** BEGIN **

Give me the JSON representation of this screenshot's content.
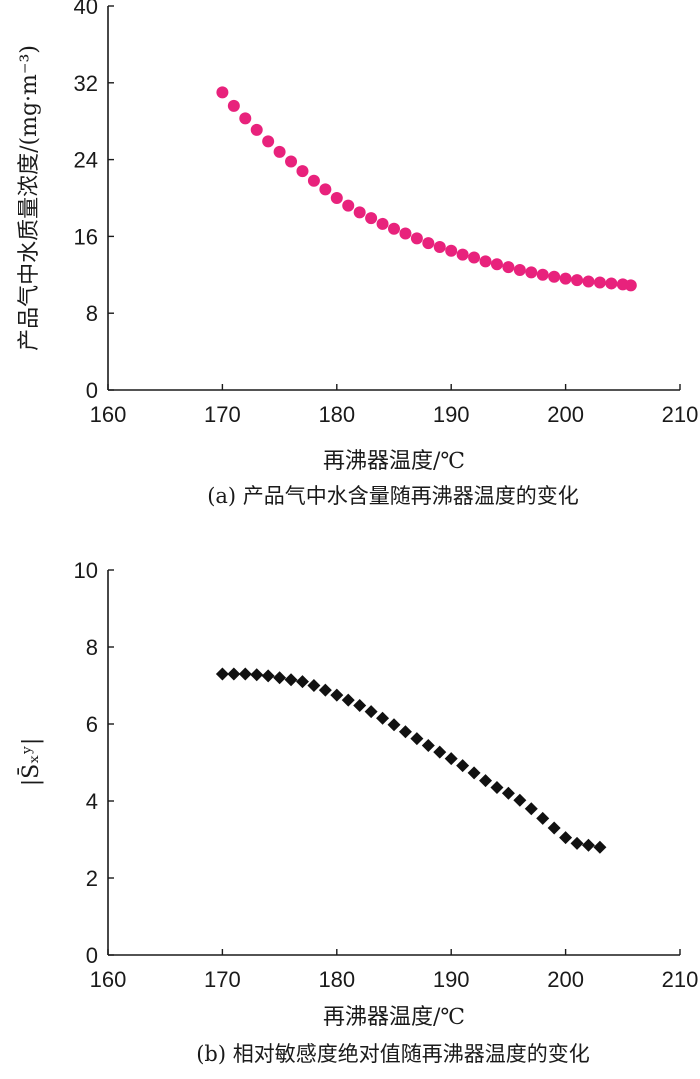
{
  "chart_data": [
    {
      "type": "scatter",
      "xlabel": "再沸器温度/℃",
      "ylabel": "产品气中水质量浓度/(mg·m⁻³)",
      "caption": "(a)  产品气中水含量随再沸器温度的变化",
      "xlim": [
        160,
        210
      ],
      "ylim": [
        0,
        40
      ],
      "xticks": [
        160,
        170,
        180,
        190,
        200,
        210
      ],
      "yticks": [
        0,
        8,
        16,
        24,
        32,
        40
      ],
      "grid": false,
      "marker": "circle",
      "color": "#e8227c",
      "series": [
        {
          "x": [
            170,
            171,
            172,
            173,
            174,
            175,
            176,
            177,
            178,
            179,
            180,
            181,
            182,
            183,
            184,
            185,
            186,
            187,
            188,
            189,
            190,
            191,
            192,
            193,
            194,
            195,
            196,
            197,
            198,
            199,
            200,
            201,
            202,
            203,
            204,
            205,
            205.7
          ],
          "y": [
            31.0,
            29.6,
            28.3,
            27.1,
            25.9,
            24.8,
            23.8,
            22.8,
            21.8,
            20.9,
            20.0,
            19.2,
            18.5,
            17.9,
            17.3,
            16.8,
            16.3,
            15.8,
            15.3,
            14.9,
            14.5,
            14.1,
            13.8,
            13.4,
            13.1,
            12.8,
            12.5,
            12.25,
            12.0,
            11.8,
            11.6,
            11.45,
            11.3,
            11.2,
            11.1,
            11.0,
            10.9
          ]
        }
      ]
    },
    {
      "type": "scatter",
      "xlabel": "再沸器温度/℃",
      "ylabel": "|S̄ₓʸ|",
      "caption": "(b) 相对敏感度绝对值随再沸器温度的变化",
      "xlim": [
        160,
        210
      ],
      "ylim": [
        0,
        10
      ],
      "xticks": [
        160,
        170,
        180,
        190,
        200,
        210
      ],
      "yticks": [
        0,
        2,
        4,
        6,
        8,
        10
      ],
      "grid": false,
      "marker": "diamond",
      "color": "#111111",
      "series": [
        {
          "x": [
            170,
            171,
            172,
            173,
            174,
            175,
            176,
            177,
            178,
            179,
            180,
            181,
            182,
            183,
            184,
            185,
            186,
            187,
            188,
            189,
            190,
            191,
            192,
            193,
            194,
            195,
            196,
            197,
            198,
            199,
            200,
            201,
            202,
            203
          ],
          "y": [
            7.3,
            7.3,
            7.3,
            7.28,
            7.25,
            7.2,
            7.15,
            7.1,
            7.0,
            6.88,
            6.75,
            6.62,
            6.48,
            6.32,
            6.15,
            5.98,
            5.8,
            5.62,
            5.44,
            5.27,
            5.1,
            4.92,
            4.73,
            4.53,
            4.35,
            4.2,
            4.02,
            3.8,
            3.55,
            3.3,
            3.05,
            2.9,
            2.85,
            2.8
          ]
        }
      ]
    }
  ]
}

** END **

## Problem to solve
Set down every entry word for word, but omit the pictures.

## The response
Give me the JSON representation of this screenshot's content.
{
  "chart_data": [
    {
      "type": "scatter",
      "xlabel": "再沸器温度/℃",
      "ylabel": "产品气中水质量浓度/(mg·m⁻³)",
      "caption": "(a)  产品气中水含量随再沸器温度的变化",
      "xlim": [
        160,
        210
      ],
      "ylim": [
        0,
        40
      ],
      "xticks": [
        160,
        170,
        180,
        190,
        200,
        210
      ],
      "yticks": [
        0,
        8,
        16,
        24,
        32,
        40
      ],
      "grid": false,
      "marker": "circle",
      "color": "#e8227c",
      "series": [
        {
          "x": [
            170,
            171,
            172,
            173,
            174,
            175,
            176,
            177,
            178,
            179,
            180,
            181,
            182,
            183,
            184,
            185,
            186,
            187,
            188,
            189,
            190,
            191,
            192,
            193,
            194,
            195,
            196,
            197,
            198,
            199,
            200,
            201,
            202,
            203,
            204,
            205,
            205.7
          ],
          "y": [
            31.0,
            29.6,
            28.3,
            27.1,
            25.9,
            24.8,
            23.8,
            22.8,
            21.8,
            20.9,
            20.0,
            19.2,
            18.5,
            17.9,
            17.3,
            16.8,
            16.3,
            15.8,
            15.3,
            14.9,
            14.5,
            14.1,
            13.8,
            13.4,
            13.1,
            12.8,
            12.5,
            12.25,
            12.0,
            11.8,
            11.6,
            11.45,
            11.3,
            11.2,
            11.1,
            11.0,
            10.9
          ]
        }
      ]
    },
    {
      "type": "scatter",
      "xlabel": "再沸器温度/℃",
      "ylabel": "|S̄ₓʸ|",
      "caption": "(b) 相对敏感度绝对值随再沸器温度的变化",
      "xlim": [
        160,
        210
      ],
      "ylim": [
        0,
        10
      ],
      "xticks": [
        160,
        170,
        180,
        190,
        200,
        210
      ],
      "yticks": [
        0,
        2,
        4,
        6,
        8,
        10
      ],
      "grid": false,
      "marker": "diamond",
      "color": "#111111",
      "series": [
        {
          "x": [
            170,
            171,
            172,
            173,
            174,
            175,
            176,
            177,
            178,
            179,
            180,
            181,
            182,
            183,
            184,
            185,
            186,
            187,
            188,
            189,
            190,
            191,
            192,
            193,
            194,
            195,
            196,
            197,
            198,
            199,
            200,
            201,
            202,
            203
          ],
          "y": [
            7.3,
            7.3,
            7.3,
            7.28,
            7.25,
            7.2,
            7.15,
            7.1,
            7.0,
            6.88,
            6.75,
            6.62,
            6.48,
            6.32,
            6.15,
            5.98,
            5.8,
            5.62,
            5.44,
            5.27,
            5.1,
            4.92,
            4.73,
            4.53,
            4.35,
            4.2,
            4.02,
            3.8,
            3.55,
            3.3,
            3.05,
            2.9,
            2.85,
            2.8
          ]
        }
      ]
    }
  ]
}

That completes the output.